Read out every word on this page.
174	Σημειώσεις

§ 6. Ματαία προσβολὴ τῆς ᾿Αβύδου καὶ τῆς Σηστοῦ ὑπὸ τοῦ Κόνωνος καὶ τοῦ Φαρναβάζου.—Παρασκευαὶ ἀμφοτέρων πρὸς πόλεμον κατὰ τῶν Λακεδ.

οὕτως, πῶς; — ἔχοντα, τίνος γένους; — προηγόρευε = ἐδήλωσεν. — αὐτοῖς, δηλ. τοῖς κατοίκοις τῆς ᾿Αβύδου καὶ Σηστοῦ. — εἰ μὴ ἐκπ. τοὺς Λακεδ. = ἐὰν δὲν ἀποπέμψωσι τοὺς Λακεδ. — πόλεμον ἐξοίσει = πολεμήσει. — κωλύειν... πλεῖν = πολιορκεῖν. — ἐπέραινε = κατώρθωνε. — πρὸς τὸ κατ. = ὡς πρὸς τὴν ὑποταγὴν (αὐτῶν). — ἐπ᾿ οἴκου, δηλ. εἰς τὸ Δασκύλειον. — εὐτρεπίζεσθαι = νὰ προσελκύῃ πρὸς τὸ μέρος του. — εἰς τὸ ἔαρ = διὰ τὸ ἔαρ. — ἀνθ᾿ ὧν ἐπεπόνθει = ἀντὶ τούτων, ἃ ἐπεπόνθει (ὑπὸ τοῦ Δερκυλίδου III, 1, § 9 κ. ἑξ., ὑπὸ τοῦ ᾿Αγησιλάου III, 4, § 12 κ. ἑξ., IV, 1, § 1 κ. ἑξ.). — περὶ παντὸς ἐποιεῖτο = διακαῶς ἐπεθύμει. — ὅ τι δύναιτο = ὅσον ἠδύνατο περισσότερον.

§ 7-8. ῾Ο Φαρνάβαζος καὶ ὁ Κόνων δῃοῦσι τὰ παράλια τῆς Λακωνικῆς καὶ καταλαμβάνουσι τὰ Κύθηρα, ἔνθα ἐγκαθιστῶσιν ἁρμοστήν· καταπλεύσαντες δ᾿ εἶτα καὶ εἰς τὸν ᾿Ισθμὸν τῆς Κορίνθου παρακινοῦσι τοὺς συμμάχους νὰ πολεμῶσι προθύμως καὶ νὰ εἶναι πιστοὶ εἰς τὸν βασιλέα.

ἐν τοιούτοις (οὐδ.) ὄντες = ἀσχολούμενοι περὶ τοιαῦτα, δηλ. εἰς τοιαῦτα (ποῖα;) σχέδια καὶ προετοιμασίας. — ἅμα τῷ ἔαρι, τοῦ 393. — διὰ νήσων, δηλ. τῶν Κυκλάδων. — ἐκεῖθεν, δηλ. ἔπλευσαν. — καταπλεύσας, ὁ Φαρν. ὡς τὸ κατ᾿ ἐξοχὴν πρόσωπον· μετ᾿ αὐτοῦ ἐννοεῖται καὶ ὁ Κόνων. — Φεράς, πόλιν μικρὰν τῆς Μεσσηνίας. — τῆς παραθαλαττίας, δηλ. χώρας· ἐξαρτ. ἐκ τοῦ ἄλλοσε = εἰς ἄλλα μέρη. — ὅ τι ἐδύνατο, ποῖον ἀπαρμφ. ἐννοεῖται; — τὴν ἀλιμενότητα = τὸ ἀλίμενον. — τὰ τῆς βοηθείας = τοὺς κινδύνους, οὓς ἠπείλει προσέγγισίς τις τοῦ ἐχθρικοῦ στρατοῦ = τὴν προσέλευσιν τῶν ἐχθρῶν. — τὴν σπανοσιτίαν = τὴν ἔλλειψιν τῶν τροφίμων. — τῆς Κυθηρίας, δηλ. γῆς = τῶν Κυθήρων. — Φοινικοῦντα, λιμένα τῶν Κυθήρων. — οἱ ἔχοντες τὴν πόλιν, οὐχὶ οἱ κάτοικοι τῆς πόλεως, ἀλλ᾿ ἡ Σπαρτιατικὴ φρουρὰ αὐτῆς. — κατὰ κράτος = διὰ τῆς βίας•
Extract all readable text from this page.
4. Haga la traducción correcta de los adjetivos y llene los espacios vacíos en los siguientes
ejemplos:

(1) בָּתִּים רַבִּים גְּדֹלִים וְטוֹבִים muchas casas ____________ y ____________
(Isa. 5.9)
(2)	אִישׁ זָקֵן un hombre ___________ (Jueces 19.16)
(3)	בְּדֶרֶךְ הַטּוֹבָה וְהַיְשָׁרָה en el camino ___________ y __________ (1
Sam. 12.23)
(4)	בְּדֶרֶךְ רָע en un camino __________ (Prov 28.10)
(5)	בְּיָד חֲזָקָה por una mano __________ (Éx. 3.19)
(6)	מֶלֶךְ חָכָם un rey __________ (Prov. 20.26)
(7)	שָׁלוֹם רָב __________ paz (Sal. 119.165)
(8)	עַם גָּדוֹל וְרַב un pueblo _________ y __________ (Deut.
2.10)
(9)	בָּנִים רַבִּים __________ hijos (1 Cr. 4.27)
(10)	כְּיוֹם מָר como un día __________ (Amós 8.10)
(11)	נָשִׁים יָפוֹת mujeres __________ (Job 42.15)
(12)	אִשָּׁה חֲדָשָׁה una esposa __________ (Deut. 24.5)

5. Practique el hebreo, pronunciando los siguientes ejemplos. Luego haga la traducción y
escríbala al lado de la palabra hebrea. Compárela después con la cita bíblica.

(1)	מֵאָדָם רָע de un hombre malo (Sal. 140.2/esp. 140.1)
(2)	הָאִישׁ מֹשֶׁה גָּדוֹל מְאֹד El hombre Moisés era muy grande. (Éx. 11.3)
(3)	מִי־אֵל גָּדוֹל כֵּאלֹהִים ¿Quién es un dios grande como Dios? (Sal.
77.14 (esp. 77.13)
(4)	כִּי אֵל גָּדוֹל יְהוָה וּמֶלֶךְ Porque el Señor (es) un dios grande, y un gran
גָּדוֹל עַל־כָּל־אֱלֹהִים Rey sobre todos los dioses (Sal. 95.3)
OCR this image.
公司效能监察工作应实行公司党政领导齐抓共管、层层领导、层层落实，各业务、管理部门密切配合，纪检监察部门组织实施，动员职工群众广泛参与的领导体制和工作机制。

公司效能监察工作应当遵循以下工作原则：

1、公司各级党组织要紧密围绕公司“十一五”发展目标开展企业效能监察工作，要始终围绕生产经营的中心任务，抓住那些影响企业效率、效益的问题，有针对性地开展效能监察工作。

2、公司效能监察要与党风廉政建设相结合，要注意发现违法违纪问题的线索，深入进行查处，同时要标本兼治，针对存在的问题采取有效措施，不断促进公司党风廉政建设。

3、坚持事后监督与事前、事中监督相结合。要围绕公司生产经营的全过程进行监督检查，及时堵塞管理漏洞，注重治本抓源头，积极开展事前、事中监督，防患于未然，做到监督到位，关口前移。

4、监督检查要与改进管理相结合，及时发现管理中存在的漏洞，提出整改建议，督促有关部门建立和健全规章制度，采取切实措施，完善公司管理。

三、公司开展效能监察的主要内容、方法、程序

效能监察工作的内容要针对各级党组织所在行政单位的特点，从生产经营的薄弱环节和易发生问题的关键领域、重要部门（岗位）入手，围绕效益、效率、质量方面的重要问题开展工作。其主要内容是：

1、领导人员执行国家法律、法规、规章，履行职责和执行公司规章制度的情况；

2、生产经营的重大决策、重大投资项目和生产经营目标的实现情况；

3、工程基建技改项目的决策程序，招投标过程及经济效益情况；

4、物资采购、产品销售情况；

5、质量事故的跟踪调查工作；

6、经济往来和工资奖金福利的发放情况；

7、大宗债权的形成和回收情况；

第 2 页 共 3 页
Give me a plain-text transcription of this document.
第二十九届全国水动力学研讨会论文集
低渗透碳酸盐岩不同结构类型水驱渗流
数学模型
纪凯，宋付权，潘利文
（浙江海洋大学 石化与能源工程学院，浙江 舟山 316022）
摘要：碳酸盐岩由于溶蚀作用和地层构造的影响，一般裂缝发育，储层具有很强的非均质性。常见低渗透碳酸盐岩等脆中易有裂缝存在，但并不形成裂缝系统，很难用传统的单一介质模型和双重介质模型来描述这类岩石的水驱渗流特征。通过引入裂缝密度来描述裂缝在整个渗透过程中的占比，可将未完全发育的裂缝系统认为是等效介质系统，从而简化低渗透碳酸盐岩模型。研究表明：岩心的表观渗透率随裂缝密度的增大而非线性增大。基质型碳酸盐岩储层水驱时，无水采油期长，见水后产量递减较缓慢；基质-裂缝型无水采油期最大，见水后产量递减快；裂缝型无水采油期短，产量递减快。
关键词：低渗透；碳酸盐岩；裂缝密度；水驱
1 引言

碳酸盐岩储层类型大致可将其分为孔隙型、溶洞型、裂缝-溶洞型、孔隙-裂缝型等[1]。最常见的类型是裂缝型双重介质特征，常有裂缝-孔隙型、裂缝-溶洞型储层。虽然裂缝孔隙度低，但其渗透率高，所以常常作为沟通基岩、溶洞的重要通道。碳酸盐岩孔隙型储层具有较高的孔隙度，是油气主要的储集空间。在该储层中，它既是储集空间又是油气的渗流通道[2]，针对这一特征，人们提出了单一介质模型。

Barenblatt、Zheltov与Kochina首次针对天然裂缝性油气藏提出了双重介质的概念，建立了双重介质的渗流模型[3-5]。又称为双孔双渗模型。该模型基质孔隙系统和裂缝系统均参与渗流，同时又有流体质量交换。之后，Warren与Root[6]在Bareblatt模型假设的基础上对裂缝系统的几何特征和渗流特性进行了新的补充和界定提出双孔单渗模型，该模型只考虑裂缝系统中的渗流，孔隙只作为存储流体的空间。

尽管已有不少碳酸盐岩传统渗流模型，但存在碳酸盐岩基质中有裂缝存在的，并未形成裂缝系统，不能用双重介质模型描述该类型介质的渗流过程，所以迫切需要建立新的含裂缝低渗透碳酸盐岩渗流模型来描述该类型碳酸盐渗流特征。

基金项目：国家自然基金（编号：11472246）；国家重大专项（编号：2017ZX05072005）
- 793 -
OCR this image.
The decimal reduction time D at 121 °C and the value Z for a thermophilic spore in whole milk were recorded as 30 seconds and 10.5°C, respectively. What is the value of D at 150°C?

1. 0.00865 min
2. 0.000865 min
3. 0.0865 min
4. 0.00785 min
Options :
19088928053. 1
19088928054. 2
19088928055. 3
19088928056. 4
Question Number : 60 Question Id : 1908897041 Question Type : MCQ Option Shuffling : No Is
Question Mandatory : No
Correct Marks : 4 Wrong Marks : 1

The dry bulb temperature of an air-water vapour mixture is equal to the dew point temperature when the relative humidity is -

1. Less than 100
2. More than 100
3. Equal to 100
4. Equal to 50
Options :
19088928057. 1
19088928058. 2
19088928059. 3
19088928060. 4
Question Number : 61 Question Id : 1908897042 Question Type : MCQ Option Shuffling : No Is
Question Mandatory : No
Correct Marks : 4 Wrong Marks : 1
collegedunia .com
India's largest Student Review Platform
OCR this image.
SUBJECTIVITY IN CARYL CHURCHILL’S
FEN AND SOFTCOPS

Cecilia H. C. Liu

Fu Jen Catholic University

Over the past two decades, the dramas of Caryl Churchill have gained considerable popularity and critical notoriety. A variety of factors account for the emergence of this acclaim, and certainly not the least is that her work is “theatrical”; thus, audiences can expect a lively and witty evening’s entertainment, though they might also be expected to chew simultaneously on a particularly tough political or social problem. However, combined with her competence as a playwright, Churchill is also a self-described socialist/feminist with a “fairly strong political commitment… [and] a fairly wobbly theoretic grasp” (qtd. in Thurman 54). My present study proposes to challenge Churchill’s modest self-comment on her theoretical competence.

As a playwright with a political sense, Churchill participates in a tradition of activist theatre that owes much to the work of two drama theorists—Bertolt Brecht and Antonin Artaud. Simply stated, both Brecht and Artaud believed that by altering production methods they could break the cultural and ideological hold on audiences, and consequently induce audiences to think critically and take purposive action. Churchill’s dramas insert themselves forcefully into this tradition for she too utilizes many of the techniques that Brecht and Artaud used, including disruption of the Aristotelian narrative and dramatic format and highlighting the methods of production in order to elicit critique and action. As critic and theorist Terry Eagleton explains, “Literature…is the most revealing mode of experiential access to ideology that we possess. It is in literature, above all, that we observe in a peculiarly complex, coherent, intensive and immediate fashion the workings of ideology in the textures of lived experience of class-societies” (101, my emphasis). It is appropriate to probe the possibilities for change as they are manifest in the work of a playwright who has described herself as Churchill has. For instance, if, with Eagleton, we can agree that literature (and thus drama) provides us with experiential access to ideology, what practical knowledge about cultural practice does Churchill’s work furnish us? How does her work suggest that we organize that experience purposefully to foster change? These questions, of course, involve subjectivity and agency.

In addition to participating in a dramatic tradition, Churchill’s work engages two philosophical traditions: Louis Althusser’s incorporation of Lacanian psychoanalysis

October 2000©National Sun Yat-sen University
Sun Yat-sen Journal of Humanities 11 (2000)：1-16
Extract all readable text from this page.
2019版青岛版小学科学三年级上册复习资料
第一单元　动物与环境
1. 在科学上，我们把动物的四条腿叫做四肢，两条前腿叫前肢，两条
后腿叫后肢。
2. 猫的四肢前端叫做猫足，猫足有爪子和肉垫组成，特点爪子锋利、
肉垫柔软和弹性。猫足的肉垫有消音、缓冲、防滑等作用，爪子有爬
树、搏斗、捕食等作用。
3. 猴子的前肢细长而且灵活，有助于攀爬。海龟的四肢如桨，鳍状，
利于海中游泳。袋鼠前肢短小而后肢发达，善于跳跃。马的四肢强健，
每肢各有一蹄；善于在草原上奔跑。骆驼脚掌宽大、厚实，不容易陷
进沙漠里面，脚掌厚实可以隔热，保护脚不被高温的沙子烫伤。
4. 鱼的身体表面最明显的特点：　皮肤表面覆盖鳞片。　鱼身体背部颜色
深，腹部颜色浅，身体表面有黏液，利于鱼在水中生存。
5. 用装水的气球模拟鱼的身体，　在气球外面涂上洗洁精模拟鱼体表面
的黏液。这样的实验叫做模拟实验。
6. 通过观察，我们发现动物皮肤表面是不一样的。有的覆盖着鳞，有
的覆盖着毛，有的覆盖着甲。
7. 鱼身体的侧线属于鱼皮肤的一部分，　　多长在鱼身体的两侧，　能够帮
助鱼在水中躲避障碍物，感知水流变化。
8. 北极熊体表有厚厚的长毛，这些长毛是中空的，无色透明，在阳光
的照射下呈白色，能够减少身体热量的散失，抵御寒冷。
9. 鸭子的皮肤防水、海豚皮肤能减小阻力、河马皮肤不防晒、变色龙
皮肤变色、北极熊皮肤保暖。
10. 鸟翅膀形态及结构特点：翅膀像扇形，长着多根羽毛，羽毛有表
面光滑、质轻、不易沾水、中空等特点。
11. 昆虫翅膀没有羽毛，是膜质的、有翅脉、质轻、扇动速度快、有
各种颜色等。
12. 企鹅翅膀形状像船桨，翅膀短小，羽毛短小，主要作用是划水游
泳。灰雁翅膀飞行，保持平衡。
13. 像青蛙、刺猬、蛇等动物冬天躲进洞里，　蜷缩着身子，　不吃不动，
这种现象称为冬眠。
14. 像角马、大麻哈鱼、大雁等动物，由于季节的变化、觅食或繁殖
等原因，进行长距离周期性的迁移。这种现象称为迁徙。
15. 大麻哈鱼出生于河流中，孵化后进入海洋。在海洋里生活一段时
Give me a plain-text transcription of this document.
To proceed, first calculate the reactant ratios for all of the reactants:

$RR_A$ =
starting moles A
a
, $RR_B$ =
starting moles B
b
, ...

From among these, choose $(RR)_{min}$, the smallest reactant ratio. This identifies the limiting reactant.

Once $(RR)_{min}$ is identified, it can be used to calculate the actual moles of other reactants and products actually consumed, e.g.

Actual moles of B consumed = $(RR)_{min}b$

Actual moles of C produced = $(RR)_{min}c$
______________________________
* **PROBLEM TO WORK ON**
Count the lines in which the string "siguientes" appears, then report only that figure.

* **FINAL RESULT**
2